Stored data

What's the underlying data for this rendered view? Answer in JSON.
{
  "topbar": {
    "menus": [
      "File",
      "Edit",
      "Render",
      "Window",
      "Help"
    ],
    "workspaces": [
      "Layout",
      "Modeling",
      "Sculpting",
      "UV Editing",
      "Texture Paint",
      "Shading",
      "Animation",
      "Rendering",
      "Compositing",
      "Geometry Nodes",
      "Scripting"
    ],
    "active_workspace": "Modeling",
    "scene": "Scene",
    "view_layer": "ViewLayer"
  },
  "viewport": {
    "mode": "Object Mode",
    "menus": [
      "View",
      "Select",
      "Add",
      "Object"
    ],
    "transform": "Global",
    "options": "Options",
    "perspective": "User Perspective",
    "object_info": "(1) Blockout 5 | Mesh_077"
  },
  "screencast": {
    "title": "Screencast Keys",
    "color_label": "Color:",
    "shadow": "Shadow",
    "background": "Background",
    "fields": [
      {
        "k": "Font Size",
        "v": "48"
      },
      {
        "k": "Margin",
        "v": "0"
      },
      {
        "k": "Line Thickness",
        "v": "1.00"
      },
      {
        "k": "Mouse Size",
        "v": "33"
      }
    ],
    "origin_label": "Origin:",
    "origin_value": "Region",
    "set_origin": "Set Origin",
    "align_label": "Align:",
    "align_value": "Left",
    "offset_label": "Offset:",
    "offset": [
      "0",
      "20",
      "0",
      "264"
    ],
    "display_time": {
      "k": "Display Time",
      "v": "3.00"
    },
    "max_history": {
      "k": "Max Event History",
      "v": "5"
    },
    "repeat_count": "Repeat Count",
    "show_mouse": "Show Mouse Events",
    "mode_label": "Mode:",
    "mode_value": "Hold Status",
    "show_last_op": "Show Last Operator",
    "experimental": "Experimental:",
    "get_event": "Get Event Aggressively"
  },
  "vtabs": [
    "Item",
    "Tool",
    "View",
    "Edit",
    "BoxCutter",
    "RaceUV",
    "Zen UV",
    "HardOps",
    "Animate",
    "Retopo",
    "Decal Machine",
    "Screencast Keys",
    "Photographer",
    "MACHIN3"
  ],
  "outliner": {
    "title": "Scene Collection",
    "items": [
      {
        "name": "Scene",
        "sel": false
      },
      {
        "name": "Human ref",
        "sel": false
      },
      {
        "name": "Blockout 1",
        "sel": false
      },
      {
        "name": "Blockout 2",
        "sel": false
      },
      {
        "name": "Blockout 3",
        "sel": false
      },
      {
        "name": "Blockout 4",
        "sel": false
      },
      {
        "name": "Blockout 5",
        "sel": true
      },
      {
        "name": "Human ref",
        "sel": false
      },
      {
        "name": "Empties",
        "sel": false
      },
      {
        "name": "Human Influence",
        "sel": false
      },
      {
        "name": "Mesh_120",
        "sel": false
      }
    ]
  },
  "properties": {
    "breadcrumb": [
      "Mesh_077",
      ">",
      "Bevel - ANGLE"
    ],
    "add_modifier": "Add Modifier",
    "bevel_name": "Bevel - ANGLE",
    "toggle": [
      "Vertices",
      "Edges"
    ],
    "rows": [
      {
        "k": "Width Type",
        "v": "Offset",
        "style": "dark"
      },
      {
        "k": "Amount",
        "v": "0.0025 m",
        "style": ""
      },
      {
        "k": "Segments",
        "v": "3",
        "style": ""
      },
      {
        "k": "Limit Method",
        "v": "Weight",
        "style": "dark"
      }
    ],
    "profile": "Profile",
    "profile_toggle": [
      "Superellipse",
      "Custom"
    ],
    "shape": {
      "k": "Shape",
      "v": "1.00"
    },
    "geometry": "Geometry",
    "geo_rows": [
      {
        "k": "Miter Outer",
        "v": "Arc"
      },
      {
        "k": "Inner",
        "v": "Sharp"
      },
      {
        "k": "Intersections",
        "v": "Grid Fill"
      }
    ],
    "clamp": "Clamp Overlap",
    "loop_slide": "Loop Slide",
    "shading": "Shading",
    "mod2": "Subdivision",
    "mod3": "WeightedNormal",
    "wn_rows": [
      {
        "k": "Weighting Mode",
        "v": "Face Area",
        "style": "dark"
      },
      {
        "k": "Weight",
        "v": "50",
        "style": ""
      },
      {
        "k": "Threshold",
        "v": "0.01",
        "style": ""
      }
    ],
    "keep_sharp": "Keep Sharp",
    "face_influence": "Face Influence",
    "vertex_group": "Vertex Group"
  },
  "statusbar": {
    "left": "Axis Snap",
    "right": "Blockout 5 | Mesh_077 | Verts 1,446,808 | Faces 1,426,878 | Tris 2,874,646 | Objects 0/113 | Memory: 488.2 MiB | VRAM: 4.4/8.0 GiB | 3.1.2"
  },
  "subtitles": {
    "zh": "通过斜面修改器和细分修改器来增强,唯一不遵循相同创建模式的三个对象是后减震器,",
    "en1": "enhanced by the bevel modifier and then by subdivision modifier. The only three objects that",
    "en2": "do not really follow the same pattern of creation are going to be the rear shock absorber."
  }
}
--
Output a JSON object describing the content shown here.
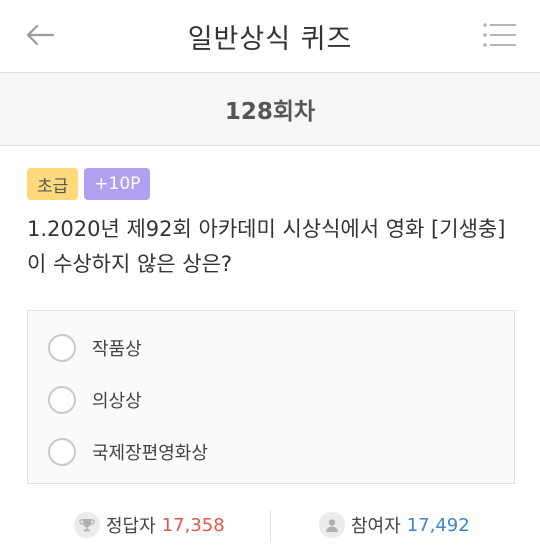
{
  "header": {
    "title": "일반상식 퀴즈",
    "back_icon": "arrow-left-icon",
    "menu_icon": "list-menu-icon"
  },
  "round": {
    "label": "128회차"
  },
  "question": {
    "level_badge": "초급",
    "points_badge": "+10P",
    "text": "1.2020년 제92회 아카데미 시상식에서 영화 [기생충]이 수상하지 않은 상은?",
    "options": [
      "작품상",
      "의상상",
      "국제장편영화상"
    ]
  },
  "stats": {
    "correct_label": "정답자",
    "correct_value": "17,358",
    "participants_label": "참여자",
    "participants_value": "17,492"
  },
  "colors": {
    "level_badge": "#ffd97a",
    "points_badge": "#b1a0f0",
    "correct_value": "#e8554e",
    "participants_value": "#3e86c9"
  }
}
* * *
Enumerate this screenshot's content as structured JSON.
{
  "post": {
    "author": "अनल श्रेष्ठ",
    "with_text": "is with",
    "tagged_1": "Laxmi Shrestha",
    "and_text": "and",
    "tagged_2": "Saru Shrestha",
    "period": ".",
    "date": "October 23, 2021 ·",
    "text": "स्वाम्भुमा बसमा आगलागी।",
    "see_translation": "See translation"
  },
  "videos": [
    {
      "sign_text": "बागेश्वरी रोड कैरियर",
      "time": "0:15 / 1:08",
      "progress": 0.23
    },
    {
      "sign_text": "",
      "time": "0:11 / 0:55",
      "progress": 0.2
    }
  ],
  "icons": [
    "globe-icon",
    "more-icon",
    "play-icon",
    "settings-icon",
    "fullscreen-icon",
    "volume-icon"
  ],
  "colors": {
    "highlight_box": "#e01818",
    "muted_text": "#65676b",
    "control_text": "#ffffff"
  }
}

Short problem: Which lines contain the word "Keys"? Return each of them.

Result of this exercise:
    "title": "Screencast Keys",
    "Screencast Keys",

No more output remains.